(Aim of the exercise): Transcribe the listing in full, excluding any pictures.

(The records):
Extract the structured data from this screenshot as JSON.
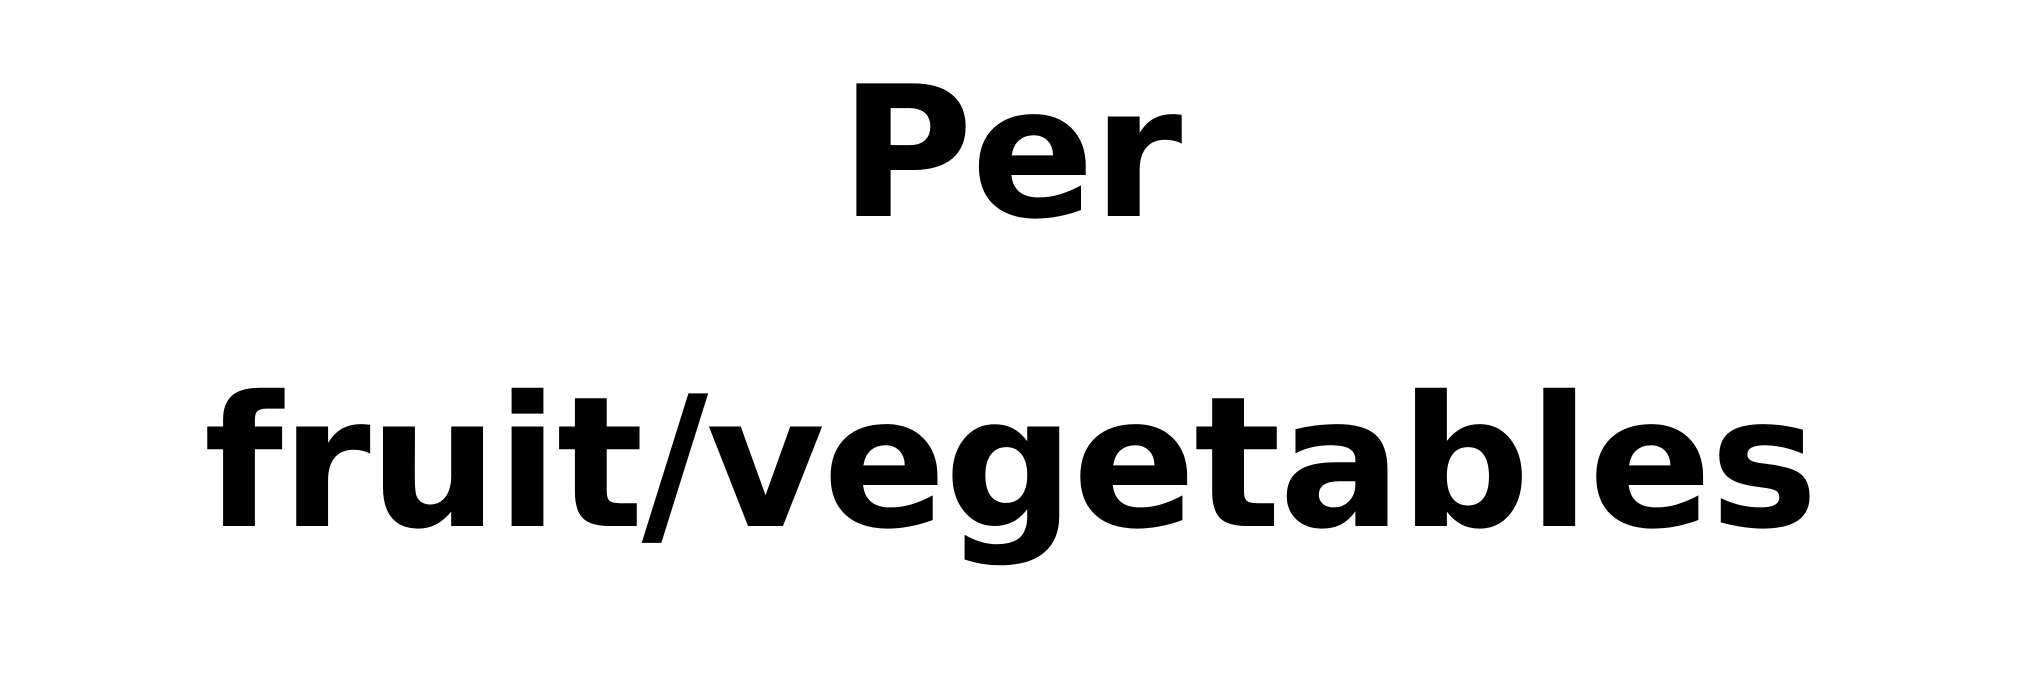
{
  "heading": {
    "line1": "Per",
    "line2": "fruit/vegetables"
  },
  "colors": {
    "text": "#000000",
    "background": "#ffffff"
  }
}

(Response to the exercise):
Extract the structured data from this screenshot as JSON.
{
  "heading": {
    "line1": "Per",
    "line2": "fruit/vegetables"
  },
  "colors": {
    "text": "#000000",
    "background": "#ffffff"
  }
}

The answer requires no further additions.